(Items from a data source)
- - - - -

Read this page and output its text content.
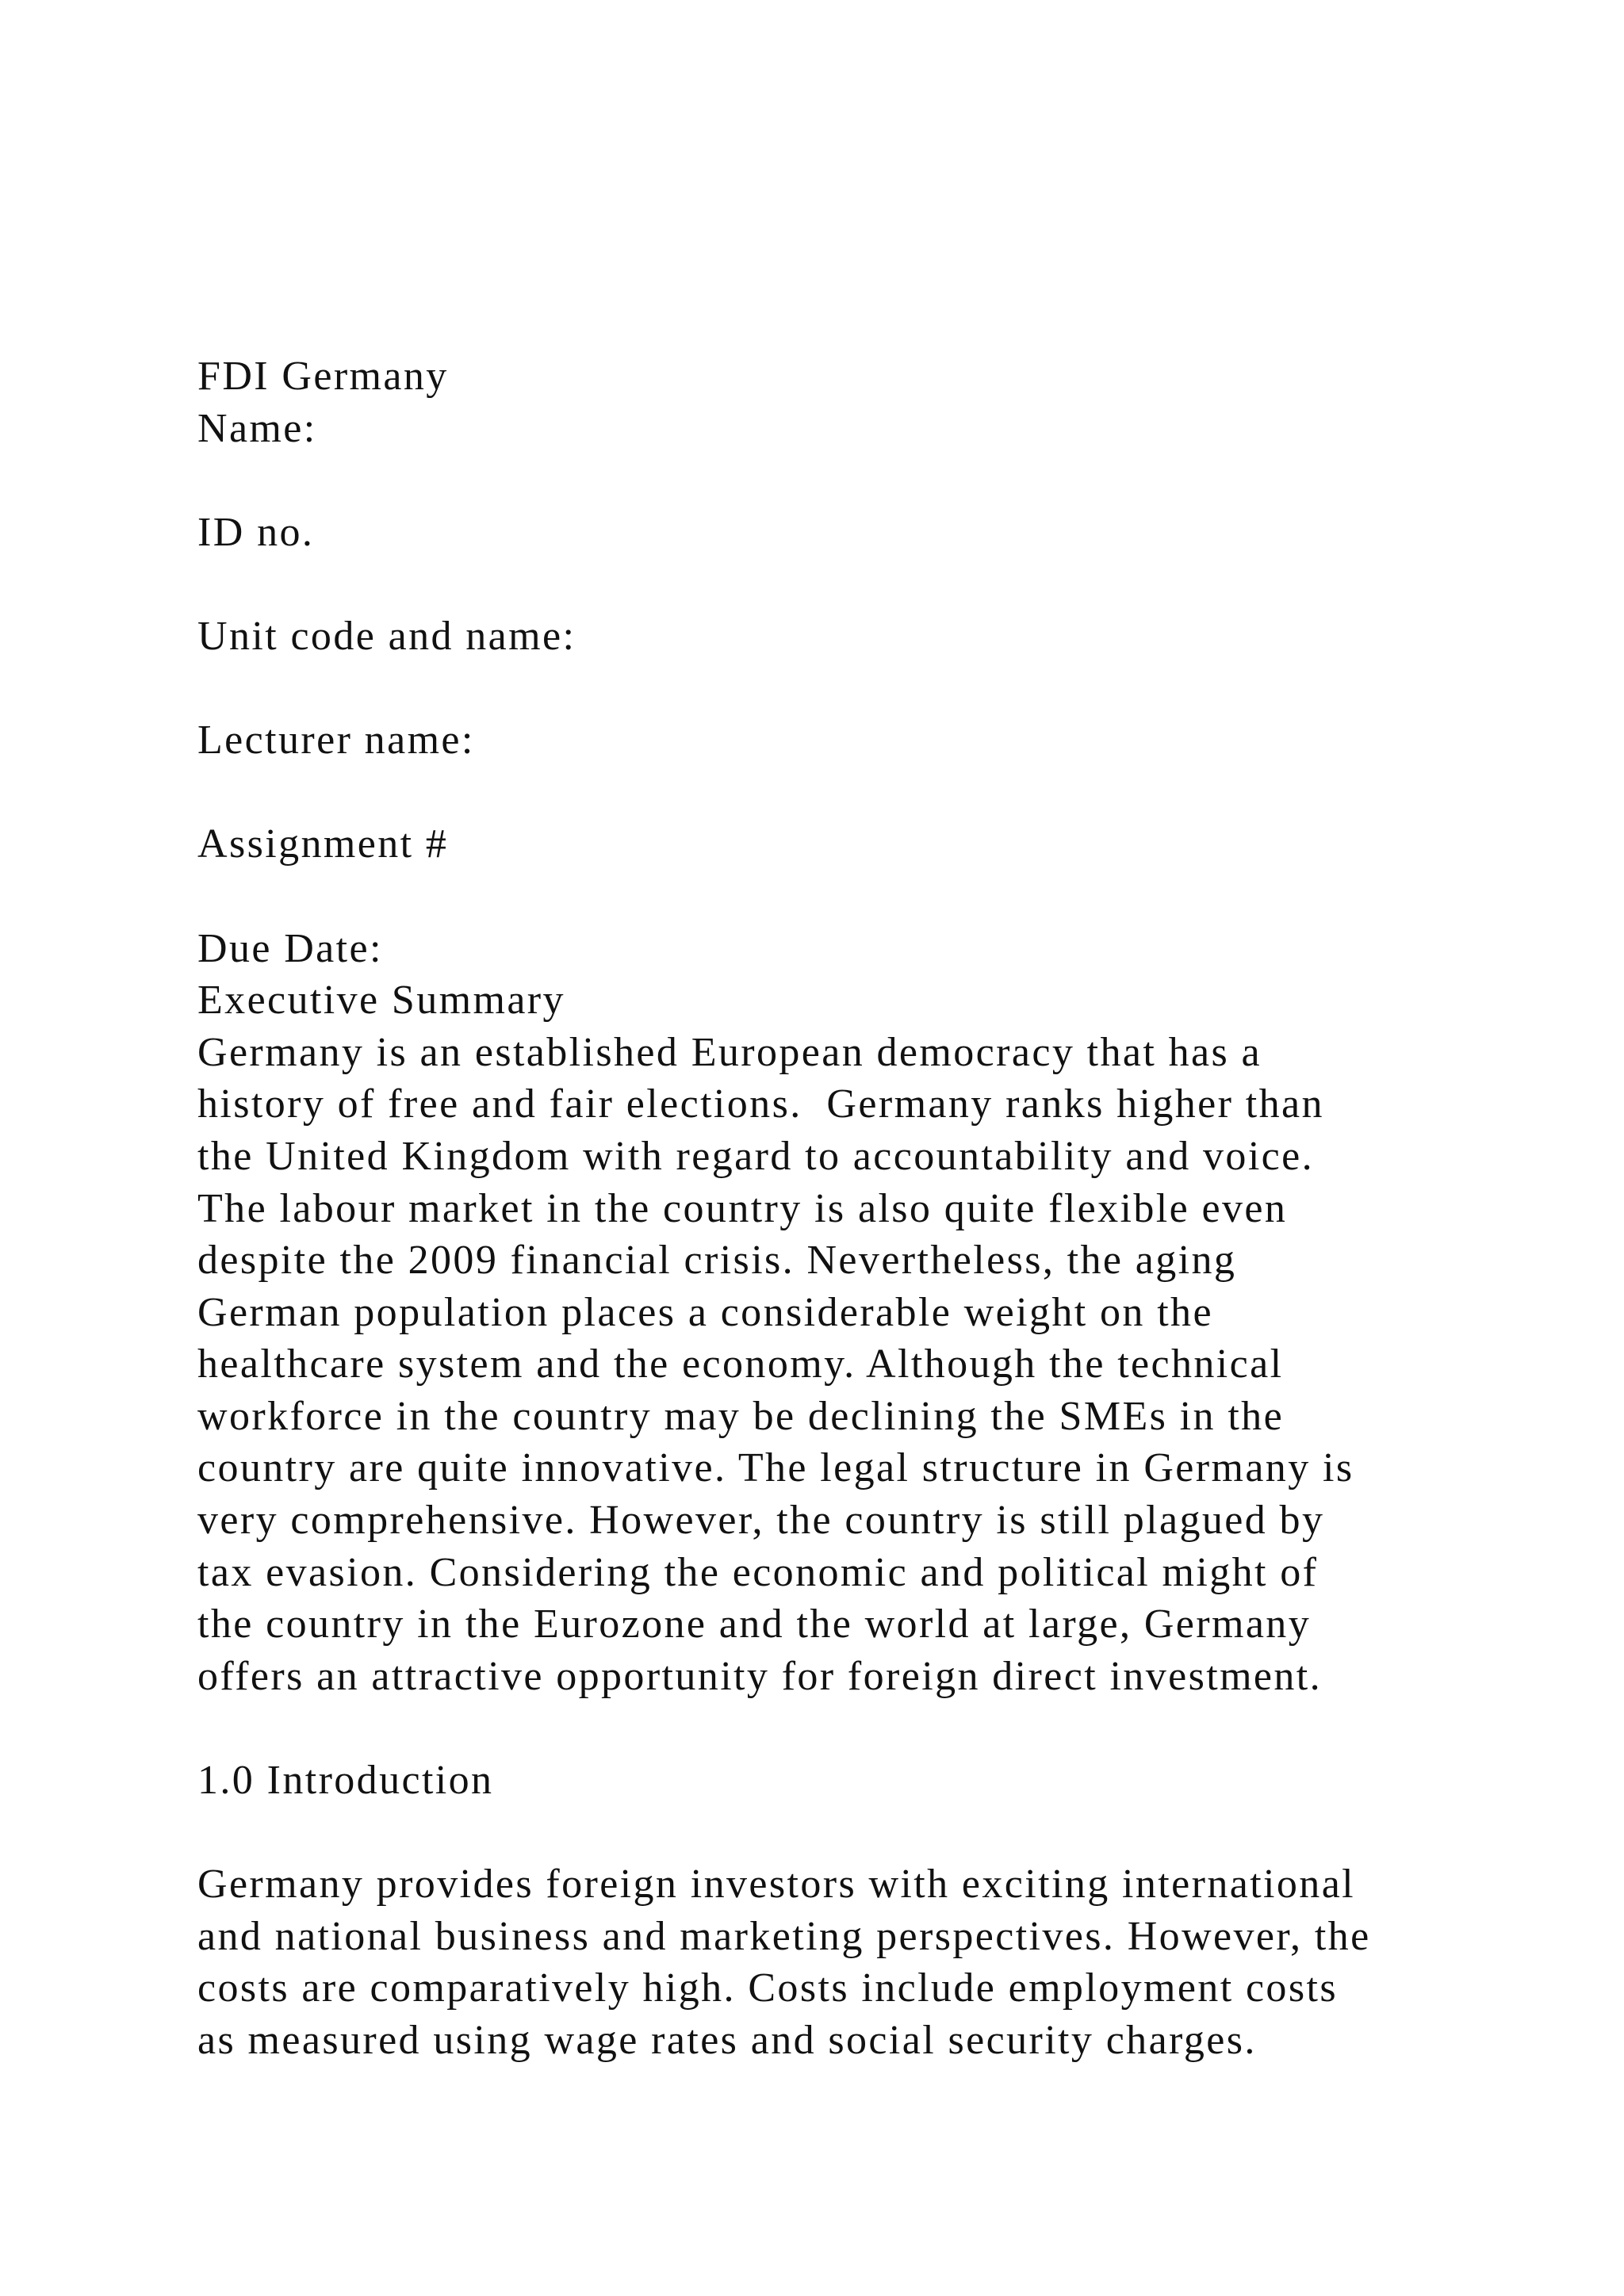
FDI Germany
Name:
ID no.
Unit code and name:
Lecturer name:
Assignment #
Due Date:
Executive Summary
Germany is an established European democracy that has a
history of free and fair elections.  Germany ranks higher than
the United Kingdom with regard to accountability and voice.
The labour market in the country is also quite flexible even
despite the 2009 financial crisis. Nevertheless, the aging
German population places a considerable weight on the
healthcare system and the economy. Although the technical
workforce in the country may be declining the SMEs in the
country are quite innovative. The legal structure in Germany is
very comprehensive. However, the country is still plagued by
tax evasion. Considering the economic and political might of
the country in the Eurozone and the world at large, Germany
offers an attractive opportunity for foreign direct investment.
1.0 Introduction
Germany provides foreign investors with exciting international
and national business and marketing perspectives. However, the
costs are comparatively high. Costs include employment costs
as measured using wage rates and social security charges.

- - - - -

— STATED EXERCISE —
Pictures don't belong in the copy. Restate all the entries exactly.

— COMPLETE OUTPUT —
Read this page and output its text content.
FDI Germany
Name:
ID no.
Unit code and name:
Lecturer name:
Assignment #
Due Date:
Executive Summary
Germany is an established European democracy that has a
history of free and fair elections.  Germany ranks higher than
the United Kingdom with regard to accountability and voice.
The labour market in the country is also quite flexible even
despite the 2009 financial crisis. Nevertheless, the aging
German population places a considerable weight on the
healthcare system and the economy. Although the technical
workforce in the country may be declining the SMEs in the
country are quite innovative. The legal structure in Germany is
very comprehensive. However, the country is still plagued by
tax evasion. Considering the economic and political might of
the country in the Eurozone and the world at large, Germany
offers an attractive opportunity for foreign direct investment.
1.0 Introduction
Germany provides foreign investors with exciting international
and national business and marketing perspectives. However, the
costs are comparatively high. Costs include employment costs
as measured using wage rates and social security charges.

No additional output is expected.